WHAT TO WORK ON: Print the listing that follows, character for character.

(Saved entries)
• • •

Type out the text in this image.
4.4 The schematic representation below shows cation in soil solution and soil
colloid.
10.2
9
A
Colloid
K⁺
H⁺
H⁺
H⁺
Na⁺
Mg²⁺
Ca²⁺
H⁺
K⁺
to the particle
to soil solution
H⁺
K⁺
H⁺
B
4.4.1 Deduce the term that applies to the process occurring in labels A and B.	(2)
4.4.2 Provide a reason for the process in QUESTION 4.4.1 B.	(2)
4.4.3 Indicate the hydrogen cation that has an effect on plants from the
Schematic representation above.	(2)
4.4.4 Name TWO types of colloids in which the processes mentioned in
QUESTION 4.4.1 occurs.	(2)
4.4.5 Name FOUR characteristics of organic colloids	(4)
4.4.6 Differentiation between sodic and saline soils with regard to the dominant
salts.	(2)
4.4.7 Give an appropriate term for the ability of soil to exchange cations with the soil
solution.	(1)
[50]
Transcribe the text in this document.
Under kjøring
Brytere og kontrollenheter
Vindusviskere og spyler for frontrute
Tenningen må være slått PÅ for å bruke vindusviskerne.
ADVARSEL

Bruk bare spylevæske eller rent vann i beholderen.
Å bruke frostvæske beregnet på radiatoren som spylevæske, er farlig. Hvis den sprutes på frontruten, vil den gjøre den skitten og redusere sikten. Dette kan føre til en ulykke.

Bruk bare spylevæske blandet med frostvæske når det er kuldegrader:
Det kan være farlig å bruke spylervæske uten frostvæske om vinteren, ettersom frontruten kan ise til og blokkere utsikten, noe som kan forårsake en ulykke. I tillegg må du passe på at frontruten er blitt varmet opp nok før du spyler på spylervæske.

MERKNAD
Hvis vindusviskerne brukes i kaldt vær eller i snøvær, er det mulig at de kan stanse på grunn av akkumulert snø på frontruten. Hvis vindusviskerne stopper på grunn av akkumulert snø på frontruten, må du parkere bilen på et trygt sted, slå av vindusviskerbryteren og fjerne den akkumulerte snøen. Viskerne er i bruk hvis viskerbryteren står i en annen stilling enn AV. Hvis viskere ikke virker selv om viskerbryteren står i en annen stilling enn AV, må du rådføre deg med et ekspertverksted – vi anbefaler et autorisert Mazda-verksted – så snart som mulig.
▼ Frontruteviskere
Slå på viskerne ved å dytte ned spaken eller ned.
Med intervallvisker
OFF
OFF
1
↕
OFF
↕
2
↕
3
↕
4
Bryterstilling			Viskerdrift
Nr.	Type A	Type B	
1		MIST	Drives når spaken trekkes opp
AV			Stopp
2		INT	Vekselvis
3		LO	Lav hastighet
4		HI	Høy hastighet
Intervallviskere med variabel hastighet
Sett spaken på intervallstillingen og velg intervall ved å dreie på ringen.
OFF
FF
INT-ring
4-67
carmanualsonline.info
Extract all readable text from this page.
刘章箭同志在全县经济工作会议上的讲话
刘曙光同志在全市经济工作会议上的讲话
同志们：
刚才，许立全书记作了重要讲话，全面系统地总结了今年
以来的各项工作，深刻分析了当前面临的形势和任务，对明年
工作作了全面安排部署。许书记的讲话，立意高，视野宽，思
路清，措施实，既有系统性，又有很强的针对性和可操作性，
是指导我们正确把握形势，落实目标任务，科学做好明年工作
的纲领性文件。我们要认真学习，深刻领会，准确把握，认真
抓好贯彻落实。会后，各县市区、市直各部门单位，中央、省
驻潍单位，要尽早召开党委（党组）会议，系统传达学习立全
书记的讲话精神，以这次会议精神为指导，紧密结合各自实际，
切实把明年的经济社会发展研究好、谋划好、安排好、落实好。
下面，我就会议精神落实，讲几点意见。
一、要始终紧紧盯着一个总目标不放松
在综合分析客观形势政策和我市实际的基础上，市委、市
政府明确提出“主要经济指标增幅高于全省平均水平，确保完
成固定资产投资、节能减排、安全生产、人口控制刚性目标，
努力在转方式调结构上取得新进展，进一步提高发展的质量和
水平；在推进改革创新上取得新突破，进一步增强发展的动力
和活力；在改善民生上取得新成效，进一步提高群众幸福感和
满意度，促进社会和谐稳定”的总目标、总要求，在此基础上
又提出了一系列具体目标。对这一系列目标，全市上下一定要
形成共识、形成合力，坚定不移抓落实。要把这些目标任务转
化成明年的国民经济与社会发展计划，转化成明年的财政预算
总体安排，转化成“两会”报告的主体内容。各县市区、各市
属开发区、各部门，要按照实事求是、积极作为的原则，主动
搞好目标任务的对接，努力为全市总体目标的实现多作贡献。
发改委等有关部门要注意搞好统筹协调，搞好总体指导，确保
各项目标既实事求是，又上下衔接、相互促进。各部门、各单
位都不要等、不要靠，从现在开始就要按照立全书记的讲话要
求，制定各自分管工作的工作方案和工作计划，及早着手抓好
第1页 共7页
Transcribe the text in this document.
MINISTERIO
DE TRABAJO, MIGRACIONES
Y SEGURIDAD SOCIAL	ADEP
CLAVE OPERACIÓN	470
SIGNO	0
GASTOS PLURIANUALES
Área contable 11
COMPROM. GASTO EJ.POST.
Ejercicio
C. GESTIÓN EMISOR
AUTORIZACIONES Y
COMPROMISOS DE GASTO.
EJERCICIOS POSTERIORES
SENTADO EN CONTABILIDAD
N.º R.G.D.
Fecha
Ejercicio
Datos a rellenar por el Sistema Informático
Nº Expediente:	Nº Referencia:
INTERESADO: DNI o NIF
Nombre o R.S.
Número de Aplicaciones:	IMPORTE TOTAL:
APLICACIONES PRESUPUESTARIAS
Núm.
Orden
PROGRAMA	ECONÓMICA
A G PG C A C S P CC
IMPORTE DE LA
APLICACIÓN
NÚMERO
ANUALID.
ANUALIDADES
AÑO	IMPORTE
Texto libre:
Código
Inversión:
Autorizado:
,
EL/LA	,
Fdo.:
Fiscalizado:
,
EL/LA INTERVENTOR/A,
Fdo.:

• • •

SOLVED PROBLEM:
Type out the text in this image.
4.4 The schematic representation below shows cation in soil solution and soil
colloid.
10.2
9
A
Colloid
K⁺
H⁺
H⁺
H⁺
Na⁺
Mg²⁺
Ca²⁺
H⁺
K⁺
to the particle
to soil solution
H⁺
K⁺
H⁺
B
4.4.1 Deduce the term that applies to the process occurring in labels A and B.	(2)
4.4.2 Provide a reason for the process in QUESTION 4.4.1 B.	(2)
4.4.3 Indicate the hydrogen cation that has an effect on plants from the
Schematic representation above.	(2)
4.4.4 Name TWO types of colloids in which the processes mentioned in
QUESTION 4.4.1 occurs.	(2)
4.4.5 Name FOUR characteristics of organic colloids	(4)
4.4.6 Differentiation between sodic and saline soils with regard to the dominant
salts.	(2)
4.4.7 Give an appropriate term for the ability of soil to exchange cations with the soil
solution.	(1)
[50]
Transcribe the text in this document.
Under kjøring
Brytere og kontrollenheter
Vindusviskere og spyler for frontrute
Tenningen må være slått PÅ for å bruke vindusviskerne.
ADVARSEL

Bruk bare spylevæske eller rent vann i beholderen.
Å bruke frostvæske beregnet på radiatoren som spylevæske, er farlig. Hvis den sprutes på frontruten, vil den gjøre den skitten og redusere sikten. Dette kan føre til en ulykke.

Bruk bare spylevæske blandet med frostvæske når det er kuldegrader:
Det kan være farlig å bruke spylervæske uten frostvæske om vinteren, ettersom frontruten kan ise til og blokkere utsikten, noe som kan forårsake en ulykke. I tillegg må du passe på at frontruten er blitt varmet opp nok før du spyler på spylervæske.

MERKNAD
Hvis vindusviskerne brukes i kaldt vær eller i snøvær, er det mulig at de kan stanse på grunn av akkumulert snø på frontruten. Hvis vindusviskerne stopper på grunn av akkumulert snø på frontruten, må du parkere bilen på et trygt sted, slå av vindusviskerbryteren og fjerne den akkumulerte snøen. Viskerne er i bruk hvis viskerbryteren står i en annen stilling enn AV. Hvis viskere ikke virker selv om viskerbryteren står i en annen stilling enn AV, må du rådføre deg med et ekspertverksted – vi anbefaler et autorisert Mazda-verksted – så snart som mulig.
▼ Frontruteviskere
Slå på viskerne ved å dytte ned spaken eller ned.
Med intervallvisker
OFF
OFF
1
↕
OFF
↕
2
↕
3
↕
4
Bryterstilling			Viskerdrift
Nr.	Type A	Type B	
1		MIST	Drives når spaken trekkes opp
AV			Stopp
2		INT	Vekselvis
3		LO	Lav hastighet
4		HI	Høy hastighet
Intervallviskere med variabel hastighet
Sett spaken på intervallstillingen og velg intervall ved å dreie på ringen.
OFF
FF
INT-ring
4-67
carmanualsonline.info
Extract all readable text from this page.
刘章箭同志在全县经济工作会议上的讲话
刘曙光同志在全市经济工作会议上的讲话
同志们：
刚才，许立全书记作了重要讲话，全面系统地总结了今年
以来的各项工作，深刻分析了当前面临的形势和任务，对明年
工作作了全面安排部署。许书记的讲话，立意高，视野宽，思
路清，措施实，既有系统性，又有很强的针对性和可操作性，
是指导我们正确把握形势，落实目标任务，科学做好明年工作
的纲领性文件。我们要认真学习，深刻领会，准确把握，认真
抓好贯彻落实。会后，各县市区、市直各部门单位，中央、省
驻潍单位，要尽早召开党委（党组）会议，系统传达学习立全
书记的讲话精神，以这次会议精神为指导，紧密结合各自实际，
切实把明年的经济社会发展研究好、谋划好、安排好、落实好。
下面，我就会议精神落实，讲几点意见。
一、要始终紧紧盯着一个总目标不放松
在综合分析客观形势政策和我市实际的基础上，市委、市
政府明确提出“主要经济指标增幅高于全省平均水平，确保完
成固定资产投资、节能减排、安全生产、人口控制刚性目标，
努力在转方式调结构上取得新进展，进一步提高发展的质量和
水平；在推进改革创新上取得新突破，进一步增强发展的动力
和活力；在改善民生上取得新成效，进一步提高群众幸福感和
满意度，促进社会和谐稳定”的总目标、总要求，在此基础上
又提出了一系列具体目标。对这一系列目标，全市上下一定要
形成共识、形成合力，坚定不移抓落实。要把这些目标任务转
化成明年的国民经济与社会发展计划，转化成明年的财政预算
总体安排，转化成“两会”报告的主体内容。各县市区、各市
属开发区、各部门，要按照实事求是、积极作为的原则，主动
搞好目标任务的对接，努力为全市总体目标的实现多作贡献。
发改委等有关部门要注意搞好统筹协调，搞好总体指导，确保
各项目标既实事求是，又上下衔接、相互促进。各部门、各单
位都不要等、不要靠，从现在开始就要按照立全书记的讲话要
求，制定各自分管工作的工作方案和工作计划，及早着手抓好
第1页 共7页
Transcribe the text in this document.
MINISTERIO
DE TRABAJO, MIGRACIONES
Y SEGURIDAD SOCIAL	ADEP
CLAVE OPERACIÓN	470
SIGNO	0
GASTOS PLURIANUALES
Área contable 11
COMPROM. GASTO EJ.POST.
Ejercicio
C. GESTIÓN EMISOR
AUTORIZACIONES Y
COMPROMISOS DE GASTO.
EJERCICIOS POSTERIORES
SENTADO EN CONTABILIDAD
N.º R.G.D.
Fecha
Ejercicio
Datos a rellenar por el Sistema Informático
Nº Expediente:	Nº Referencia:
INTERESADO: DNI o NIF
Nombre o R.S.
Número de Aplicaciones:	IMPORTE TOTAL:
APLICACIONES PRESUPUESTARIAS
Núm.
Orden
PROGRAMA	ECONÓMICA
A G PG C A C S P CC
IMPORTE DE LA
APLICACIÓN
NÚMERO
ANUALID.
ANUALIDADES
AÑO	IMPORTE
Texto libre:
Código
Inversión:
Autorizado:
,
EL/LA	,
Fdo.:
Fiscalizado:
,
EL/LA INTERVENTOR/A,
Fdo.:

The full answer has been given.